» **Stated exercise**:
Find the lines that hold the word "사이트가" and return them.

» **Material provided**:
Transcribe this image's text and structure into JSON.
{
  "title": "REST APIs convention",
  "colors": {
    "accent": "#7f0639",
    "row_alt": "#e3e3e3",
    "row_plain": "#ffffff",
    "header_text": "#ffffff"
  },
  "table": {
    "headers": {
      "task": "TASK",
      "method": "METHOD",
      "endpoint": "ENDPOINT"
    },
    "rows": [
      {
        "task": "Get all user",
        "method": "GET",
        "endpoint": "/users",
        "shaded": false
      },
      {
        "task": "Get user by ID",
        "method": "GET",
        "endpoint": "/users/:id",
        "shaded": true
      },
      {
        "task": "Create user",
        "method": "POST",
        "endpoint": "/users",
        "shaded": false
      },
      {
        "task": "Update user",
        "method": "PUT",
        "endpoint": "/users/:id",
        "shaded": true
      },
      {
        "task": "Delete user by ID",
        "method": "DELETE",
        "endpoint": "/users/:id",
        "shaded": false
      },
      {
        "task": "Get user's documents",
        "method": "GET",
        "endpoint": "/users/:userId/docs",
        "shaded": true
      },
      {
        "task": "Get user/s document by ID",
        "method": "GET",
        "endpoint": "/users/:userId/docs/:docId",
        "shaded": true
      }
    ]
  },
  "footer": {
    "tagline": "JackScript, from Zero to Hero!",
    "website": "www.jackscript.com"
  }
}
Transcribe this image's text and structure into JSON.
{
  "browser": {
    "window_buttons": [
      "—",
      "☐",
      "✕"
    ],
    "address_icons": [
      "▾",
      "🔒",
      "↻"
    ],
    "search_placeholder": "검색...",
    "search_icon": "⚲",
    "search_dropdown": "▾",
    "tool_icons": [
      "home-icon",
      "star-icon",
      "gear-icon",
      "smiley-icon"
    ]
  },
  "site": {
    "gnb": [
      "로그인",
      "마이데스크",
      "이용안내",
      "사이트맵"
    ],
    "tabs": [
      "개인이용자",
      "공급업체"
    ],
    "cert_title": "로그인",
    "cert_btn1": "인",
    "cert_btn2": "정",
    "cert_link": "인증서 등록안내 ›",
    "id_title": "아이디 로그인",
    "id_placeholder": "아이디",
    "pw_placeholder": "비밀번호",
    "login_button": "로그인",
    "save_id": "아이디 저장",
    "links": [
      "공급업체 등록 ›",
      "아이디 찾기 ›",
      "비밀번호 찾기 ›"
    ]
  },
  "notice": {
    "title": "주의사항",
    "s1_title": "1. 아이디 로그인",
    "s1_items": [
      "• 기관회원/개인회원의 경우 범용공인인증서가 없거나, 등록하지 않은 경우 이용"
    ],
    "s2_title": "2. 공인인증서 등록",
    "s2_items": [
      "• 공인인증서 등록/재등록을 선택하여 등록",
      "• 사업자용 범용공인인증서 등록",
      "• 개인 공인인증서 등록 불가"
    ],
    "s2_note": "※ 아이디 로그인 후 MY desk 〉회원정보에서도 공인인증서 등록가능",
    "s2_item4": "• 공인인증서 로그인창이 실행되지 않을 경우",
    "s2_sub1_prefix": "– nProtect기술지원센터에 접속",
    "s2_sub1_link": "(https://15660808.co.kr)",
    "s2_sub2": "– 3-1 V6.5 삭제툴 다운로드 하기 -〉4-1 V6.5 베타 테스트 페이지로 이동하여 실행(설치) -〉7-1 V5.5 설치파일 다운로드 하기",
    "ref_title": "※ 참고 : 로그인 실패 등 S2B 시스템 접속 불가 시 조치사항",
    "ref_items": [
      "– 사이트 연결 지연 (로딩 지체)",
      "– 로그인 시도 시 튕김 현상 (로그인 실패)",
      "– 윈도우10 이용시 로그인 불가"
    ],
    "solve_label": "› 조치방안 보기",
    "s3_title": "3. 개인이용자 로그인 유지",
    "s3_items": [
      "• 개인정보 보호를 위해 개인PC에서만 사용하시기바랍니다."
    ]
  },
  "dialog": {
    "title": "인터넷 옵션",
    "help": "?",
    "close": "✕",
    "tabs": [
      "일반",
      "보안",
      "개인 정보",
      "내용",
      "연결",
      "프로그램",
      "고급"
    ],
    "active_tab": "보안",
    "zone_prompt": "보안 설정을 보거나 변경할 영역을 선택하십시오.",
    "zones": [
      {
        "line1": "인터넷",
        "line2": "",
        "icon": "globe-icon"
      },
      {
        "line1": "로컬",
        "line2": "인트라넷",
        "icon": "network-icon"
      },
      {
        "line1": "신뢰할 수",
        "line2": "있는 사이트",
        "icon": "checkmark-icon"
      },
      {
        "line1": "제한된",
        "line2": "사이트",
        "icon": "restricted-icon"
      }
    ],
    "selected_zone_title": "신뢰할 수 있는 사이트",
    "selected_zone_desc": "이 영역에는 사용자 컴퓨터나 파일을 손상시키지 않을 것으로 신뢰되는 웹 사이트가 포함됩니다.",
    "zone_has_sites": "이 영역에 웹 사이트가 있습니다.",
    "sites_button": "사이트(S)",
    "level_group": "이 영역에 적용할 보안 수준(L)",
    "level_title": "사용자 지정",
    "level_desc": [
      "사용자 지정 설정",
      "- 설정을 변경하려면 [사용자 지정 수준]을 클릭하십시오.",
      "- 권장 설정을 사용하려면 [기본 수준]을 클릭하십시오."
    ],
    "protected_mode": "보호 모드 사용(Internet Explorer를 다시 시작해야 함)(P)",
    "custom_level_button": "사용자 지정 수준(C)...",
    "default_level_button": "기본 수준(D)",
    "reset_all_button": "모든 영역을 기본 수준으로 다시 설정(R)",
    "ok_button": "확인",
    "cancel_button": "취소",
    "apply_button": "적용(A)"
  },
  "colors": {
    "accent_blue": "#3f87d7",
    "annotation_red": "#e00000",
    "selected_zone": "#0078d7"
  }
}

» **Correct answer**:
    "selected_zone_desc": "이 영역에는 사용자 컴퓨터나 파일을 손상시키지 않을 것으로 신뢰되는 웹 사이트가 포함됩니다.",
    "zone_has_sites": "이 영역에 웹 사이트가 있습니다.",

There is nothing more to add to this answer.